▸ **What to do**:
Set down each entry from the block beneath, exactly as written.

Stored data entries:
____
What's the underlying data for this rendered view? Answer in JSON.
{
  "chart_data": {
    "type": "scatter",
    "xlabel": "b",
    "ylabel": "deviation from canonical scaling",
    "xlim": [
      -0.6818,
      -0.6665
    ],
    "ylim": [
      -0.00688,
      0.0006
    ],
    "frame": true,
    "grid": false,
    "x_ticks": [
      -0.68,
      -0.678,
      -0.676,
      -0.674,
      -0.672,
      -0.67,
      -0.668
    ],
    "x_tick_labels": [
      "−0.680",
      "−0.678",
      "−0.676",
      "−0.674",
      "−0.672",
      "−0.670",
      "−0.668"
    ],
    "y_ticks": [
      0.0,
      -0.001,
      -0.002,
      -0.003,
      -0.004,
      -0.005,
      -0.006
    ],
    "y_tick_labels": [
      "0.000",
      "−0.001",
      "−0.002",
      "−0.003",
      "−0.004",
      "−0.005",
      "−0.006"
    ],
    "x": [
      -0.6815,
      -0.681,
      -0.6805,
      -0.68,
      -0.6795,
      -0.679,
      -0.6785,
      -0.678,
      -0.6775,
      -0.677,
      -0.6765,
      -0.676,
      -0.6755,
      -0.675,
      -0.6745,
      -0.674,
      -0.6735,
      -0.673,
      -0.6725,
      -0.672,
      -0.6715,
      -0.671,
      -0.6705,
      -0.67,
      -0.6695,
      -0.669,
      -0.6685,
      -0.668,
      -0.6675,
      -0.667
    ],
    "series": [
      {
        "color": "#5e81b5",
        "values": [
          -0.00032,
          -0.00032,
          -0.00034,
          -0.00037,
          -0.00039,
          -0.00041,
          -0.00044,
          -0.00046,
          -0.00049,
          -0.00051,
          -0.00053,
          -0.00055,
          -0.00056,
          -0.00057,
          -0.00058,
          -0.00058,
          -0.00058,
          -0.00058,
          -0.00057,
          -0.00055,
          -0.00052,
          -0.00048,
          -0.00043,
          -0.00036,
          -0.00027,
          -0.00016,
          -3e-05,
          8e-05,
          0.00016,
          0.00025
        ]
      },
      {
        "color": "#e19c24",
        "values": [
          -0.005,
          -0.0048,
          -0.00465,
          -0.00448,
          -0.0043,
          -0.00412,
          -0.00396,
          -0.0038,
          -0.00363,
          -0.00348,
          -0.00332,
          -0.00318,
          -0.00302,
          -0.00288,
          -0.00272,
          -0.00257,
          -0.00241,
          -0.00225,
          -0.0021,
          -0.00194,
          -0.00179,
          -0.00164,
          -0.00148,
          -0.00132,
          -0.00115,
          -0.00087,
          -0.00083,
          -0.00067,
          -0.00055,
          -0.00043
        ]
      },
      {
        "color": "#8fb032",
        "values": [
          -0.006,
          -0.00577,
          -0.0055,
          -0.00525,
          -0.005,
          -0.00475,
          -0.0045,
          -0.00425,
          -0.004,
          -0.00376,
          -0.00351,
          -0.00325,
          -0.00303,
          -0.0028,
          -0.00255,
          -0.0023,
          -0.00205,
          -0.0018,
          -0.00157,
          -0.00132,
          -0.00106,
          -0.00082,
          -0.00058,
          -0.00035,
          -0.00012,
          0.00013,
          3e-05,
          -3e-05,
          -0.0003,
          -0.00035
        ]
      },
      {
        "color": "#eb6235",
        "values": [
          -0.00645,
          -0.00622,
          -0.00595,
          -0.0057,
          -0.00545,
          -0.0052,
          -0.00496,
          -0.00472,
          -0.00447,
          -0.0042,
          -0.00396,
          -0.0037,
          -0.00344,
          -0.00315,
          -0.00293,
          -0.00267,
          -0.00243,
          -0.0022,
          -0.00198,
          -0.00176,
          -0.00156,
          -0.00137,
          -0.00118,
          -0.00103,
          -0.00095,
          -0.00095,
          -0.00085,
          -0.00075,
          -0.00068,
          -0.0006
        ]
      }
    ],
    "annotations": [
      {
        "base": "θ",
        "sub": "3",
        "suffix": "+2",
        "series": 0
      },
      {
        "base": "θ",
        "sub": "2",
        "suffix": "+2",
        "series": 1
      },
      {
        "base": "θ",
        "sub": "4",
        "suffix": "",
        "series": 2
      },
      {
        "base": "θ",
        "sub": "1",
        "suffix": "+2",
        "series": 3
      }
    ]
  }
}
____
▸ **Solution for this task**:
What's the underlying data for this rendered view? Answer in JSON.
{
  "chart_data": {
    "type": "scatter",
    "xlabel": "b",
    "ylabel": "deviation from canonical scaling",
    "xlim": [
      -0.6818,
      -0.6665
    ],
    "ylim": [
      -0.00688,
      0.0006
    ],
    "frame": true,
    "grid": false,
    "x_ticks": [
      -0.68,
      -0.678,
      -0.676,
      -0.674,
      -0.672,
      -0.67,
      -0.668
    ],
    "x_tick_labels": [
      "−0.680",
      "−0.678",
      "−0.676",
      "−0.674",
      "−0.672",
      "−0.670",
      "−0.668"
    ],
    "y_ticks": [
      0.0,
      -0.001,
      -0.002,
      -0.003,
      -0.004,
      -0.005,
      -0.006
    ],
    "y_tick_labels": [
      "0.000",
      "−0.001",
      "−0.002",
      "−0.003",
      "−0.004",
      "−0.005",
      "−0.006"
    ],
    "x": [
      -0.6815,
      -0.681,
      -0.6805,
      -0.68,
      -0.6795,
      -0.679,
      -0.6785,
      -0.678,
      -0.6775,
      -0.677,
      -0.6765,
      -0.676,
      -0.6755,
      -0.675,
      -0.6745,
      -0.674,
      -0.6735,
      -0.673,
      -0.6725,
      -0.672,
      -0.6715,
      -0.671,
      -0.6705,
      -0.67,
      -0.6695,
      -0.669,
      -0.6685,
      -0.668,
      -0.6675,
      -0.667
    ],
    "series": [
      {
        "color": "#5e81b5",
        "values": [
          -0.00032,
          -0.00032,
          -0.00034,
          -0.00037,
          -0.00039,
          -0.00041,
          -0.00044,
          -0.00046,
          -0.00049,
          -0.00051,
          -0.00053,
          -0.00055,
          -0.00056,
          -0.00057,
          -0.00058,
          -0.00058,
          -0.00058,
          -0.00058,
          -0.00057,
          -0.00055,
          -0.00052,
          -0.00048,
          -0.00043,
          -0.00036,
          -0.00027,
          -0.00016,
          -3e-05,
          8e-05,
          0.00016,
          0.00025
        ]
      },
      {
        "color": "#e19c24",
        "values": [
          -0.005,
          -0.0048,
          -0.00465,
          -0.00448,
          -0.0043,
          -0.00412,
          -0.00396,
          -0.0038,
          -0.00363,
          -0.00348,
          -0.00332,
          -0.00318,
          -0.00302,
          -0.00288,
          -0.00272,
          -0.00257,
          -0.00241,
          -0.00225,
          -0.0021,
          -0.00194,
          -0.00179,
          -0.00164,
          -0.00148,
          -0.00132,
          -0.00115,
          -0.00087,
          -0.00083,
          -0.00067,
          -0.00055,
          -0.00043
        ]
      },
      {
        "color": "#8fb032",
        "values": [
          -0.006,
          -0.00577,
          -0.0055,
          -0.00525,
          -0.005,
          -0.00475,
          -0.0045,
          -0.00425,
          -0.004,
          -0.00376,
          -0.00351,
          -0.00325,
          -0.00303,
          -0.0028,
          -0.00255,
          -0.0023,
          -0.00205,
          -0.0018,
          -0.00157,
          -0.00132,
          -0.00106,
          -0.00082,
          -0.00058,
          -0.00035,
          -0.00012,
          0.00013,
          3e-05,
          -3e-05,
          -0.0003,
          -0.00035
        ]
      },
      {
        "color": "#eb6235",
        "values": [
          -0.00645,
          -0.00622,
          -0.00595,
          -0.0057,
          -0.00545,
          -0.0052,
          -0.00496,
          -0.00472,
          -0.00447,
          -0.0042,
          -0.00396,
          -0.0037,
          -0.00344,
          -0.00315,
          -0.00293,
          -0.00267,
          -0.00243,
          -0.0022,
          -0.00198,
          -0.00176,
          -0.00156,
          -0.00137,
          -0.00118,
          -0.00103,
          -0.00095,
          -0.00095,
          -0.00085,
          -0.00075,
          -0.00068,
          -0.0006
        ]
      }
    ],
    "annotations": [
      {
        "base": "θ",
        "sub": "3",
        "suffix": "+2",
        "series": 0
      },
      {
        "base": "θ",
        "sub": "2",
        "suffix": "+2",
        "series": 1
      },
      {
        "base": "θ",
        "sub": "4",
        "suffix": "",
        "series": 2
      },
      {
        "base": "θ",
        "sub": "1",
        "suffix": "+2",
        "series": 3
      }
    ]
  }
}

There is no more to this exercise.